**The problem**
Scan the material that follows. Copy every line containing the word "data".
- - -
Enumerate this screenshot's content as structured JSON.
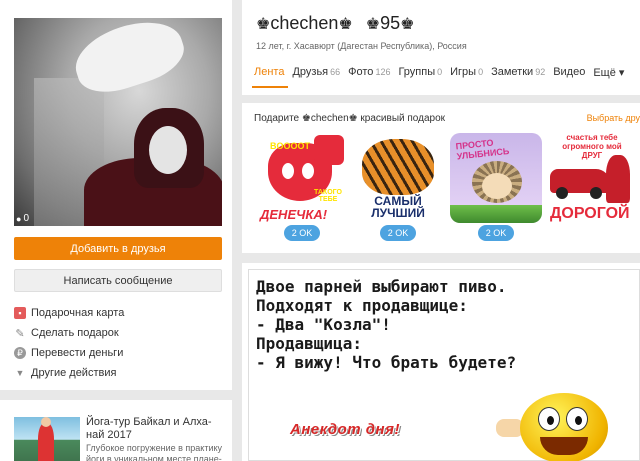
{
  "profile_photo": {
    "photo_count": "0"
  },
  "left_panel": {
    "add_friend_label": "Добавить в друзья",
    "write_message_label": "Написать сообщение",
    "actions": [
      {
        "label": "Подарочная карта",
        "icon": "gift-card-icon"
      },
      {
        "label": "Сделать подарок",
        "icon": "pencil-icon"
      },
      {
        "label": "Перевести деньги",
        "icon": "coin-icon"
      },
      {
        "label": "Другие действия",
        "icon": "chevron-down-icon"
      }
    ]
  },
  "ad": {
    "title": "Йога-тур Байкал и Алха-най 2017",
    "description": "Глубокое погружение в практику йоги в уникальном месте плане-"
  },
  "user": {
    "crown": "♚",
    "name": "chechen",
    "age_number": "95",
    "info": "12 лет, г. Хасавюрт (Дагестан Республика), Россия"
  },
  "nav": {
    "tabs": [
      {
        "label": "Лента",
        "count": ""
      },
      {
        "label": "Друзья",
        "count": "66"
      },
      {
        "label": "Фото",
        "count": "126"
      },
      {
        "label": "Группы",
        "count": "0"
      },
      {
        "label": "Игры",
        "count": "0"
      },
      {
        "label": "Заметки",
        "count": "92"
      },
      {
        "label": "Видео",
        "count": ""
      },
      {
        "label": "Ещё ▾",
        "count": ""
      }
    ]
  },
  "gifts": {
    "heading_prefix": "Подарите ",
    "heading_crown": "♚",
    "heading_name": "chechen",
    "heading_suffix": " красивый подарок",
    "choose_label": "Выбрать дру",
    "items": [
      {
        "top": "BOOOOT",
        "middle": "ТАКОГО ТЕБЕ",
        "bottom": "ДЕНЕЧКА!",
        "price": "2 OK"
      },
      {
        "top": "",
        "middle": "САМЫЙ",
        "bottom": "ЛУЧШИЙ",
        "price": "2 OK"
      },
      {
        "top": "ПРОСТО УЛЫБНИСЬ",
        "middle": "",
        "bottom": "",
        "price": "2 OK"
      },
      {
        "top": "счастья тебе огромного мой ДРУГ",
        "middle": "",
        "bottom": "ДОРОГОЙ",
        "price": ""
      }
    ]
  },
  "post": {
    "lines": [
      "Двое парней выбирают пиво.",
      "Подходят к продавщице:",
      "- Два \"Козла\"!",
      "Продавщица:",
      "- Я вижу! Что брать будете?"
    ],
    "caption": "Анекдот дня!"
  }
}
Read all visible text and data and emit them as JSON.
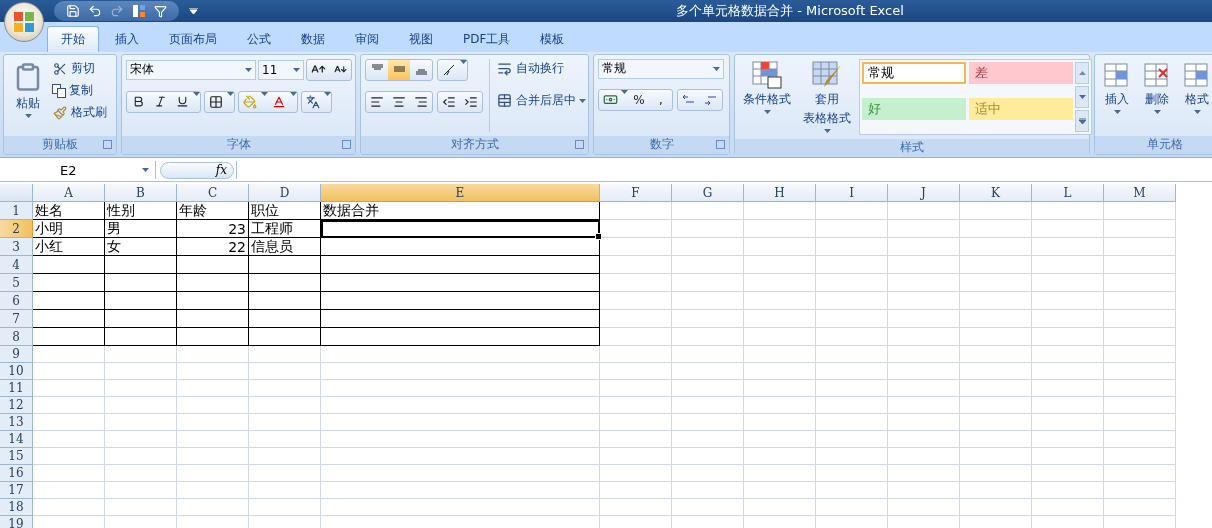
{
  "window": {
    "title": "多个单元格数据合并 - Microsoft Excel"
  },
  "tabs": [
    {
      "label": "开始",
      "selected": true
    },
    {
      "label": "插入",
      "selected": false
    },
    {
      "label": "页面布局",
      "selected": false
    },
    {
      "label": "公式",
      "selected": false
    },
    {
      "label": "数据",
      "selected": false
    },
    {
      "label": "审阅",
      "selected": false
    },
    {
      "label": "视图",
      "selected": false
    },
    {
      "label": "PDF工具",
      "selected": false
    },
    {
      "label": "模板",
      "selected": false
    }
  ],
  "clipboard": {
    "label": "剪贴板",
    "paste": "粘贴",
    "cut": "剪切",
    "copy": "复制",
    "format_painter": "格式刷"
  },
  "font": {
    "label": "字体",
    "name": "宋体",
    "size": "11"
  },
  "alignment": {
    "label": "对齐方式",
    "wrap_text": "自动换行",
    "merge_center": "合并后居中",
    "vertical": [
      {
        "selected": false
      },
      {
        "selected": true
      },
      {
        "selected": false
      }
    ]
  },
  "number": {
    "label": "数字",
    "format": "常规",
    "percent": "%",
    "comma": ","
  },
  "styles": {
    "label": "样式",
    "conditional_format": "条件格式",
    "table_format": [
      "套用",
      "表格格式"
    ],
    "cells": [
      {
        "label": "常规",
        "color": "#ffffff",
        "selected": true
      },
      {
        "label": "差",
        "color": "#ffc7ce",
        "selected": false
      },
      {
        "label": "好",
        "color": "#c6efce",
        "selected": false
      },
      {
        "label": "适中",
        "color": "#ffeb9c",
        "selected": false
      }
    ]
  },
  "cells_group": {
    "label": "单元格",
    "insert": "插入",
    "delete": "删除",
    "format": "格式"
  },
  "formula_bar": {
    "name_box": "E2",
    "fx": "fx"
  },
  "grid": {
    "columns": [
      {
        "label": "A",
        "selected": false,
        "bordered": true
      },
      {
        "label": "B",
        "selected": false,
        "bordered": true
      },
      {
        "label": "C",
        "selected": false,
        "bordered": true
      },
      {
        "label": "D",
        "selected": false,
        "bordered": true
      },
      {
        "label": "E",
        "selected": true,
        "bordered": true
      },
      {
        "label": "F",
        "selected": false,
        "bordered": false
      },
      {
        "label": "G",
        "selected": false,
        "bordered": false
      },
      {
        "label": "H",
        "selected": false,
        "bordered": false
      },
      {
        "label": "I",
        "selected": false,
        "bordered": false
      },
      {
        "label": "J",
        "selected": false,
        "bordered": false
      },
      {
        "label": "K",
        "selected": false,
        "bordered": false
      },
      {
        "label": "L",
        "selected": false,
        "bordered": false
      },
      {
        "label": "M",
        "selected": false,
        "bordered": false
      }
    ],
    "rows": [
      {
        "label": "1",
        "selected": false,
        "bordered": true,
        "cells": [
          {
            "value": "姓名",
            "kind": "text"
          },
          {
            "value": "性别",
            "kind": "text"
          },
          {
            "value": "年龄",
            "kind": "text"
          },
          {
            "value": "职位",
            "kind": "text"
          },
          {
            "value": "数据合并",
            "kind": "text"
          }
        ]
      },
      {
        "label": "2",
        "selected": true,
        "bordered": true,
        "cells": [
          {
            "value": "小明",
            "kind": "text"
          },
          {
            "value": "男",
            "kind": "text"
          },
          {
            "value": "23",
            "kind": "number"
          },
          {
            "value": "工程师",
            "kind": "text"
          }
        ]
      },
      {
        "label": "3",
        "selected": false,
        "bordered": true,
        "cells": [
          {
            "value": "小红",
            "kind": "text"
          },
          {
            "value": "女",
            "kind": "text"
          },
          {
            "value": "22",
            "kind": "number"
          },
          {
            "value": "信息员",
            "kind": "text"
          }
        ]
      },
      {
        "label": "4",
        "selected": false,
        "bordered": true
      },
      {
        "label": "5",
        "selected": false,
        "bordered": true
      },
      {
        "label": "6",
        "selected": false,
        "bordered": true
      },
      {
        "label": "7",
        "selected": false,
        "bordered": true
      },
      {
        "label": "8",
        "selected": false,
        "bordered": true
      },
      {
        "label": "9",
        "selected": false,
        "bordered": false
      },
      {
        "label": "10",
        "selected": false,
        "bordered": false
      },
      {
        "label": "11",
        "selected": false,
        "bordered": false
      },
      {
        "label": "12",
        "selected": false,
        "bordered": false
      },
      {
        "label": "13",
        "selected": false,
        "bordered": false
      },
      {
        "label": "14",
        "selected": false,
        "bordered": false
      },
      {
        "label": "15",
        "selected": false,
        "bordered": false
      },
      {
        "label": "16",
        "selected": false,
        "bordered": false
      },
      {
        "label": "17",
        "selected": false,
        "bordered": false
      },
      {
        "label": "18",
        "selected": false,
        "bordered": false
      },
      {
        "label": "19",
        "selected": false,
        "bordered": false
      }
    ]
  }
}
- - -
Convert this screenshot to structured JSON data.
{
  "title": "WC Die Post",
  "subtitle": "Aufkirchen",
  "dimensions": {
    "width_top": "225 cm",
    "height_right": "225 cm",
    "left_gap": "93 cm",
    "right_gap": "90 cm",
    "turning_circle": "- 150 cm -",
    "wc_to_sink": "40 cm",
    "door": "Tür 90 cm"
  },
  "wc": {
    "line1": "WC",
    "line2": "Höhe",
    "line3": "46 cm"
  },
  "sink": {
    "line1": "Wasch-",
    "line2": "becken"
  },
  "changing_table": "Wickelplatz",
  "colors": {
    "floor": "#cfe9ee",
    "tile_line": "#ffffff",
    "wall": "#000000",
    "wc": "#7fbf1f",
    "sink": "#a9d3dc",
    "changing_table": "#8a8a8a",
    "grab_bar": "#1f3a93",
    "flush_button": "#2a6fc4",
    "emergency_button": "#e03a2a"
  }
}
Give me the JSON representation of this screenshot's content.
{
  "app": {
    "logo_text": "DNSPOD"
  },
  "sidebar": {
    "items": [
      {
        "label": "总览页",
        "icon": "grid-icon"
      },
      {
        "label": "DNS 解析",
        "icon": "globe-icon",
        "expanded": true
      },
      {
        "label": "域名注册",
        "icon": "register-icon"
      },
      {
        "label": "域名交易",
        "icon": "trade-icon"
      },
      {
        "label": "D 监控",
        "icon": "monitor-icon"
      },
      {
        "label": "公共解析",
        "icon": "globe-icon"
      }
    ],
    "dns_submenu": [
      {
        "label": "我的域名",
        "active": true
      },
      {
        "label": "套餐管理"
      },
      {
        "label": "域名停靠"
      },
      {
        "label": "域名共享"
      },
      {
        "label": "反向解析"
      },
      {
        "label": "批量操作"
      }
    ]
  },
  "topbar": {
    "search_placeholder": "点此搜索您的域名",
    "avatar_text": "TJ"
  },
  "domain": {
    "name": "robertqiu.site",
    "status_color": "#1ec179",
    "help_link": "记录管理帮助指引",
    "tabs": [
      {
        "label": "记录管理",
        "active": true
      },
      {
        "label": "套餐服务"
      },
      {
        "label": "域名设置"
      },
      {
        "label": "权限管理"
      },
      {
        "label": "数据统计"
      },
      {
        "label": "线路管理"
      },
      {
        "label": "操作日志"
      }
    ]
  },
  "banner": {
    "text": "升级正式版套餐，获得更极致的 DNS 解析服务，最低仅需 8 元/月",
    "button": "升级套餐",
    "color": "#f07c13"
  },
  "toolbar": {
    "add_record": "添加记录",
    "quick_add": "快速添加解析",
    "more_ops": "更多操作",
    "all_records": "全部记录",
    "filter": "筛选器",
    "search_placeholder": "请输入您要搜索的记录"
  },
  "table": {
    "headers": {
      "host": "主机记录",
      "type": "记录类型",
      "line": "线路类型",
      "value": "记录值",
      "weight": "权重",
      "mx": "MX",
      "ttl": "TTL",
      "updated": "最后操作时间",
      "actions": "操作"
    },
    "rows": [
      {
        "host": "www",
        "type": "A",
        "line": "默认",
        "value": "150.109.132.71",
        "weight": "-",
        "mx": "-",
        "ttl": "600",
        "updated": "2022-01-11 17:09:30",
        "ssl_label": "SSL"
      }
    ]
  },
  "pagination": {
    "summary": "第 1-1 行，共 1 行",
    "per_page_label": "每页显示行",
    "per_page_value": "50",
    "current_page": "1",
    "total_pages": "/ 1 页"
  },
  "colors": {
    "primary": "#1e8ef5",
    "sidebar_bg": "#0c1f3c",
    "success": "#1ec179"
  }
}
- - -
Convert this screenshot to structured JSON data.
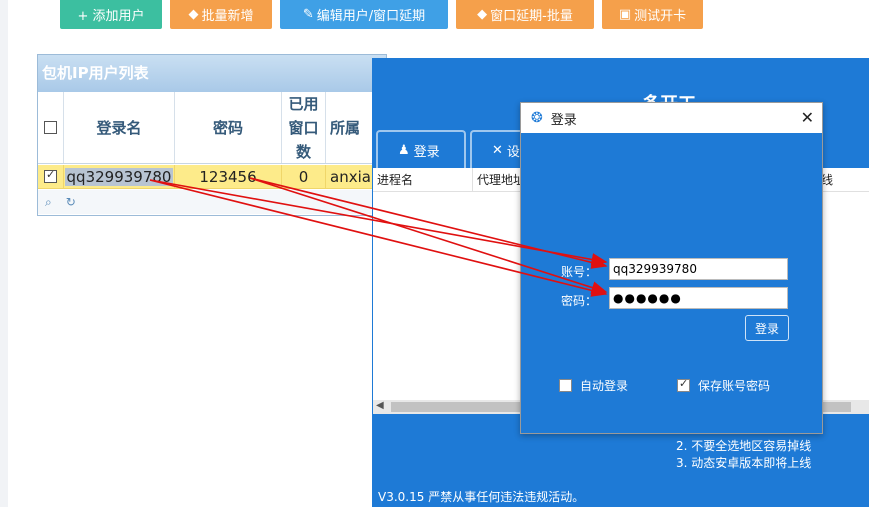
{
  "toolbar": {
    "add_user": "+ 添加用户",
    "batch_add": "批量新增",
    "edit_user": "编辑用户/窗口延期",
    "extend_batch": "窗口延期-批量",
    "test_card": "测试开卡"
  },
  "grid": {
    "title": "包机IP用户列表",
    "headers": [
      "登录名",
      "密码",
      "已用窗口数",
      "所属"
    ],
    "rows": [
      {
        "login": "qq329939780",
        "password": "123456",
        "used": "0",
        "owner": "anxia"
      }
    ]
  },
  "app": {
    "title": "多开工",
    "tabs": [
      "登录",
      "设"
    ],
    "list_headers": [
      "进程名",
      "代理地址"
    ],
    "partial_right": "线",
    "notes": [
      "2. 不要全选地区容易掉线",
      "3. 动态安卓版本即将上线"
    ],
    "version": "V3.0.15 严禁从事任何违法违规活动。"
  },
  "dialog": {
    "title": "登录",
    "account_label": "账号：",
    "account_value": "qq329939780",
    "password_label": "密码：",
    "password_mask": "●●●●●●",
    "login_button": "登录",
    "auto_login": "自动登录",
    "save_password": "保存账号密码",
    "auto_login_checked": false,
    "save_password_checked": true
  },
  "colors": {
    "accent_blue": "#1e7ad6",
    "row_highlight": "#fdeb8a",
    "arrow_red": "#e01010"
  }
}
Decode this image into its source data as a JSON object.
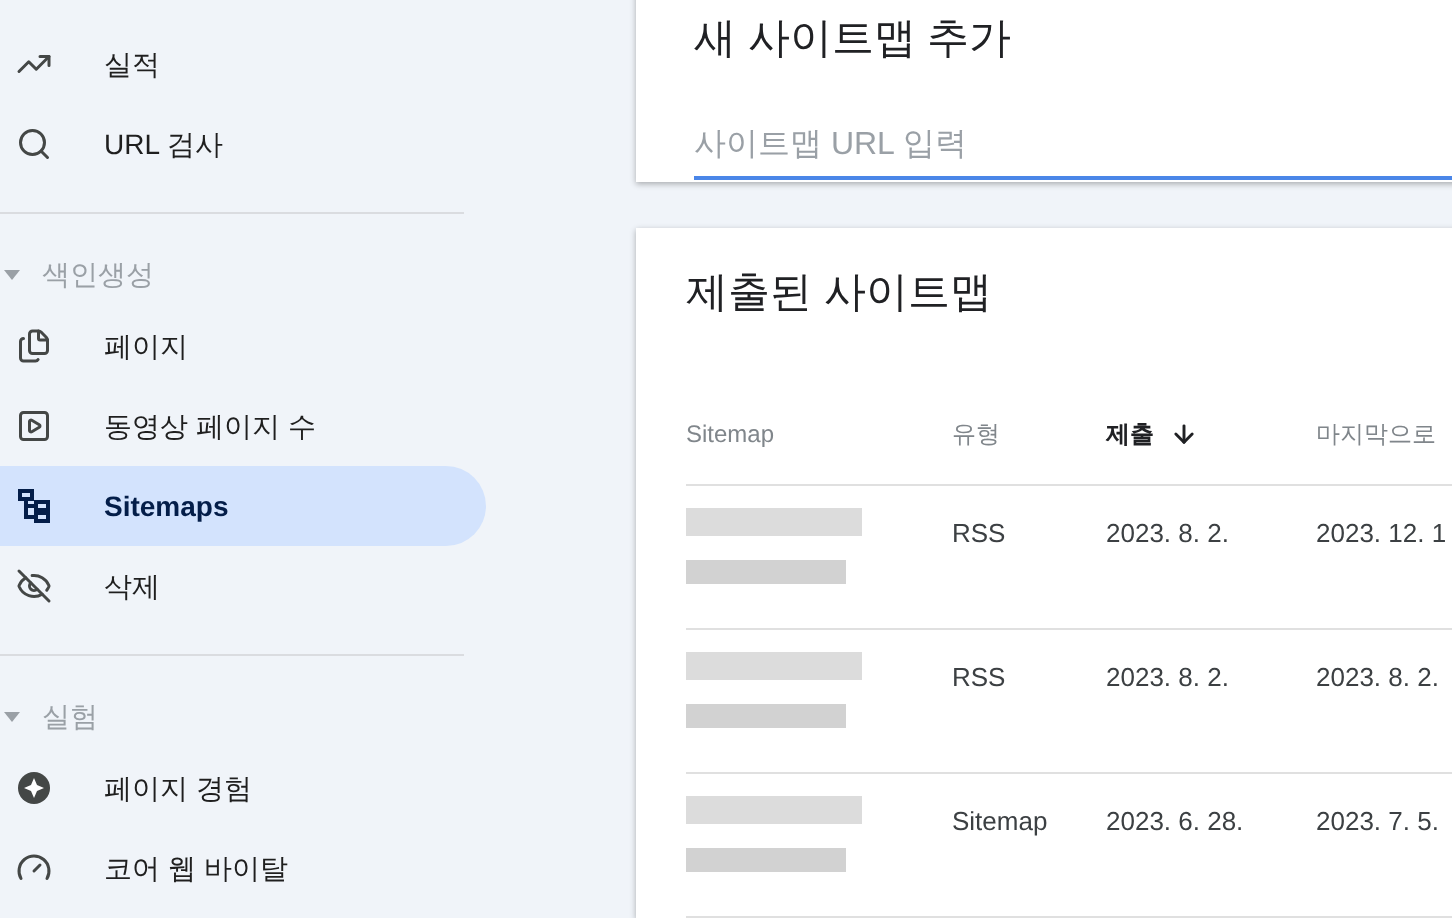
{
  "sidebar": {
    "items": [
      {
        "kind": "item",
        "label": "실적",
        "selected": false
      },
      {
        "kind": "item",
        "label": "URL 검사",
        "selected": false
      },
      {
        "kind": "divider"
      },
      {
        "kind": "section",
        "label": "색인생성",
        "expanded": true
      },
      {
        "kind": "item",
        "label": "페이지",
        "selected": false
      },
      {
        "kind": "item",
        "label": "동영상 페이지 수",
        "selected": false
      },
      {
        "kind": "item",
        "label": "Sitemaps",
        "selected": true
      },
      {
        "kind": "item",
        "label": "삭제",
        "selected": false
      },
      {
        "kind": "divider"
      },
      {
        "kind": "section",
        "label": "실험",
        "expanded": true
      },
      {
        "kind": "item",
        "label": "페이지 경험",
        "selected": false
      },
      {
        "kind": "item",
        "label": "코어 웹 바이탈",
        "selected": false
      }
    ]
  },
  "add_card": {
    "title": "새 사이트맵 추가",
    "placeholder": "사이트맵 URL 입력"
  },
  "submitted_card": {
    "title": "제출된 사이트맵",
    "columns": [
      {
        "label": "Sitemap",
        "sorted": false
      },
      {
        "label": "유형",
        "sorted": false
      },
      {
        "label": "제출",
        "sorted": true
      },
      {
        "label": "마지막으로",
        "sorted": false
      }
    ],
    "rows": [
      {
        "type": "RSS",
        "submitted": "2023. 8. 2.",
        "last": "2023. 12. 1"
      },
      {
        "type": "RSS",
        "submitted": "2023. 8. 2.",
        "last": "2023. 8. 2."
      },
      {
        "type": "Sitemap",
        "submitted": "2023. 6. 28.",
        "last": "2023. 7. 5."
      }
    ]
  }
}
- - -
**Reply to the exercise**
Read all visible text and data and emit them as JSON.
Convert this screenshot to structured JSON data.
Convert this screenshot to structured JSON data.
Decode this image into its source data as a JSON object.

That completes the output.